**** Material shown
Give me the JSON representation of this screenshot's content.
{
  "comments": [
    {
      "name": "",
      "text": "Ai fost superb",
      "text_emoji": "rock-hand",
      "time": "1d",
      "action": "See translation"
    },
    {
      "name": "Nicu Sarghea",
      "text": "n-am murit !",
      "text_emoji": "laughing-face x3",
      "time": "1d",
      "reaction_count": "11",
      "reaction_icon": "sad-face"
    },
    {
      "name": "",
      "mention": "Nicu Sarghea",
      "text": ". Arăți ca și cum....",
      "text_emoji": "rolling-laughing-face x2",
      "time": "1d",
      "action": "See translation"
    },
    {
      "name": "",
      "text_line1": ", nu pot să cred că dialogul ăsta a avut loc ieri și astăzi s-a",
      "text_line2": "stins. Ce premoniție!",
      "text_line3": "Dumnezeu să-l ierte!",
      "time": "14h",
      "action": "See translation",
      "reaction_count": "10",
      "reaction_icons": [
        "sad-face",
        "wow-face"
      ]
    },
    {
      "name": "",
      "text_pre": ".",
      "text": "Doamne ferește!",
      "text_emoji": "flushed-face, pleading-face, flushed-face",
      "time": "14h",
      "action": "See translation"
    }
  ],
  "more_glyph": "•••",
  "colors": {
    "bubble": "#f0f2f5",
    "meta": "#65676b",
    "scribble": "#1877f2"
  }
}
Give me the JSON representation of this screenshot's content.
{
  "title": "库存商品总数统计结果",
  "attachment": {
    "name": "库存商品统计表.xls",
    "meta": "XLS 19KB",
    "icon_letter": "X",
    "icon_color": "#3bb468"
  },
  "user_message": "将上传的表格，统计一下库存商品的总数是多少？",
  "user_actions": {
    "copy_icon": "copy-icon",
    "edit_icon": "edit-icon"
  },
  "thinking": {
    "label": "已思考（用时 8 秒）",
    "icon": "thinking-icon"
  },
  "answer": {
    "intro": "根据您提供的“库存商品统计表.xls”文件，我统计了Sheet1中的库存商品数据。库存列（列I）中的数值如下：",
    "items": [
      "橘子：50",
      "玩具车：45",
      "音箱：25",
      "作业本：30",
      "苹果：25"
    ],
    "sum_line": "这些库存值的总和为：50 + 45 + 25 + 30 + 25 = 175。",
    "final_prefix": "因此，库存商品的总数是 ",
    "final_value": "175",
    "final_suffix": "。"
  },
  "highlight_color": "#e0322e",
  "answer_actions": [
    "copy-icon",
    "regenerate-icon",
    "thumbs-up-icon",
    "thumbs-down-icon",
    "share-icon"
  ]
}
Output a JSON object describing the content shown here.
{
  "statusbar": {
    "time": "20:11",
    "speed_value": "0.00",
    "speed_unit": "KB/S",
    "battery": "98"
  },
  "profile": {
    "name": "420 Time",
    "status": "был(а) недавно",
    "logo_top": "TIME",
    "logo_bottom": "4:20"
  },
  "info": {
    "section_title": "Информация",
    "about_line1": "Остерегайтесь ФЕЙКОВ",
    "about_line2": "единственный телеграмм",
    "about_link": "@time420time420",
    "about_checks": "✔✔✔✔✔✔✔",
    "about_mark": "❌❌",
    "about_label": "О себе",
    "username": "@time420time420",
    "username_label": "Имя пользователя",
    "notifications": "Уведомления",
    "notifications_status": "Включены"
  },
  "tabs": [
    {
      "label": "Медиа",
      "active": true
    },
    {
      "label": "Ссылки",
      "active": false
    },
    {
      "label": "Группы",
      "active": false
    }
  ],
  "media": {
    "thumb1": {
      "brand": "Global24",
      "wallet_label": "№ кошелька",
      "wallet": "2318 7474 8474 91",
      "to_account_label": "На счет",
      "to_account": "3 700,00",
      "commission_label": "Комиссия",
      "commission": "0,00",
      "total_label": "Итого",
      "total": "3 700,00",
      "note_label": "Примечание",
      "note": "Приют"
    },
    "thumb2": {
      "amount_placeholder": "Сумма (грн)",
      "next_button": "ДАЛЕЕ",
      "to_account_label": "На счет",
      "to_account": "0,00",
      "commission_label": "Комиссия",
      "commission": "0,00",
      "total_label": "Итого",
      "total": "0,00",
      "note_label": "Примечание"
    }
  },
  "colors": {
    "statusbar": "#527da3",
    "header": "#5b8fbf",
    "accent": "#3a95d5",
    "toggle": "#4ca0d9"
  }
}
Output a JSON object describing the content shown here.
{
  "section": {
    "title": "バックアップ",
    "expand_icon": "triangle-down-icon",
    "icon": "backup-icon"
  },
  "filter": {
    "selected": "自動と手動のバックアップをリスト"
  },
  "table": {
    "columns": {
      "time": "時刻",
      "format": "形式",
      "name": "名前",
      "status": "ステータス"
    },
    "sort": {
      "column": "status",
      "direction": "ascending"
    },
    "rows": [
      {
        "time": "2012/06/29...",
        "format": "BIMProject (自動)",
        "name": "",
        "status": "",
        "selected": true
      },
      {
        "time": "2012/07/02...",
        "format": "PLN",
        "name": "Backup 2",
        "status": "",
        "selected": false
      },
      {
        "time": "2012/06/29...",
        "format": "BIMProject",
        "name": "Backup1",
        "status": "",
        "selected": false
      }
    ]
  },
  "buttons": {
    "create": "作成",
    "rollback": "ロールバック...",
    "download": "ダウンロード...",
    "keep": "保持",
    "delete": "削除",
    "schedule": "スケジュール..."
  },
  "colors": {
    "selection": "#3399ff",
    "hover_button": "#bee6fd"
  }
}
********
Every entry needs to be retyped exactly.

Reply to the exercise>
Give me the JSON representation of this screenshot's content.
{
  "comments": [
    {
      "name": "",
      "text": "Ai fost superb",
      "text_emoji": "rock-hand",
      "time": "1d",
      "action": "See translation"
    },
    {
      "name": "Nicu Sarghea",
      "text": "n-am murit !",
      "text_emoji": "laughing-face x3",
      "time": "1d",
      "reaction_count": "11",
      "reaction_icon": "sad-face"
    },
    {
      "name": "",
      "mention": "Nicu Sarghea",
      "text": ". Arăți ca și cum....",
      "text_emoji": "rolling-laughing-face x2",
      "time": "1d",
      "action": "See translation"
    },
    {
      "name": "",
      "text_line1": ", nu pot să cred că dialogul ăsta a avut loc ieri și astăzi s-a",
      "text_line2": "stins. Ce premoniție!",
      "text_line3": "Dumnezeu să-l ierte!",
      "time": "14h",
      "action": "See translation",
      "reaction_count": "10",
      "reaction_icons": [
        "sad-face",
        "wow-face"
      ]
    },
    {
      "name": "",
      "text_pre": ".",
      "text": "Doamne ferește!",
      "text_emoji": "flushed-face, pleading-face, flushed-face",
      "time": "14h",
      "action": "See translation"
    }
  ],
  "more_glyph": "•••",
  "colors": {
    "bubble": "#f0f2f5",
    "meta": "#65676b",
    "scribble": "#1877f2"
  }
}
Give me the JSON representation of this screenshot's content.
{
  "title": "库存商品总数统计结果",
  "attachment": {
    "name": "库存商品统计表.xls",
    "meta": "XLS 19KB",
    "icon_letter": "X",
    "icon_color": "#3bb468"
  },
  "user_message": "将上传的表格，统计一下库存商品的总数是多少？",
  "user_actions": {
    "copy_icon": "copy-icon",
    "edit_icon": "edit-icon"
  },
  "thinking": {
    "label": "已思考（用时 8 秒）",
    "icon": "thinking-icon"
  },
  "answer": {
    "intro": "根据您提供的“库存商品统计表.xls”文件，我统计了Sheet1中的库存商品数据。库存列（列I）中的数值如下：",
    "items": [
      "橘子：50",
      "玩具车：45",
      "音箱：25",
      "作业本：30",
      "苹果：25"
    ],
    "sum_line": "这些库存值的总和为：50 + 45 + 25 + 30 + 25 = 175。",
    "final_prefix": "因此，库存商品的总数是 ",
    "final_value": "175",
    "final_suffix": "。"
  },
  "highlight_color": "#e0322e",
  "answer_actions": [
    "copy-icon",
    "regenerate-icon",
    "thumbs-up-icon",
    "thumbs-down-icon",
    "share-icon"
  ]
}
Output a JSON object describing the content shown here.
{
  "statusbar": {
    "time": "20:11",
    "speed_value": "0.00",
    "speed_unit": "KB/S",
    "battery": "98"
  },
  "profile": {
    "name": "420 Time",
    "status": "был(а) недавно",
    "logo_top": "TIME",
    "logo_bottom": "4:20"
  },
  "info": {
    "section_title": "Информация",
    "about_line1": "Остерегайтесь ФЕЙКОВ",
    "about_line2": "единственный телеграмм",
    "about_link": "@time420time420",
    "about_checks": "✔✔✔✔✔✔✔",
    "about_mark": "❌❌",
    "about_label": "О себе",
    "username": "@time420time420",
    "username_label": "Имя пользователя",
    "notifications": "Уведомления",
    "notifications_status": "Включены"
  },
  "tabs": [
    {
      "label": "Медиа",
      "active": true
    },
    {
      "label": "Ссылки",
      "active": false
    },
    {
      "label": "Группы",
      "active": false
    }
  ],
  "media": {
    "thumb1": {
      "brand": "Global24",
      "wallet_label": "№ кошелька",
      "wallet": "2318 7474 8474 91",
      "to_account_label": "На счет",
      "to_account": "3 700,00",
      "commission_label": "Комиссия",
      "commission": "0,00",
      "total_label": "Итого",
      "total": "3 700,00",
      "note_label": "Примечание",
      "note": "Приют"
    },
    "thumb2": {
      "amount_placeholder": "Сумма (грн)",
      "next_button": "ДАЛЕЕ",
      "to_account_label": "На счет",
      "to_account": "0,00",
      "commission_label": "Комиссия",
      "commission": "0,00",
      "total_label": "Итого",
      "total": "0,00",
      "note_label": "Примечание"
    }
  },
  "colors": {
    "statusbar": "#527da3",
    "header": "#5b8fbf",
    "accent": "#3a95d5",
    "toggle": "#4ca0d9"
  }
}
Output a JSON object describing the content shown here.
{
  "section": {
    "title": "バックアップ",
    "expand_icon": "triangle-down-icon",
    "icon": "backup-icon"
  },
  "filter": {
    "selected": "自動と手動のバックアップをリスト"
  },
  "table": {
    "columns": {
      "time": "時刻",
      "format": "形式",
      "name": "名前",
      "status": "ステータス"
    },
    "sort": {
      "column": "status",
      "direction": "ascending"
    },
    "rows": [
      {
        "time": "2012/06/29...",
        "format": "BIMProject (自動)",
        "name": "",
        "status": "",
        "selected": true
      },
      {
        "time": "2012/07/02...",
        "format": "PLN",
        "name": "Backup 2",
        "status": "",
        "selected": false
      },
      {
        "time": "2012/06/29...",
        "format": "BIMProject",
        "name": "Backup1",
        "status": "",
        "selected": false
      }
    ]
  },
  "buttons": {
    "create": "作成",
    "rollback": "ロールバック...",
    "download": "ダウンロード...",
    "keep": "保持",
    "delete": "削除",
    "schedule": "スケジュール..."
  },
  "colors": {
    "selection": "#3399ff",
    "hover_button": "#bee6fd"
  }
}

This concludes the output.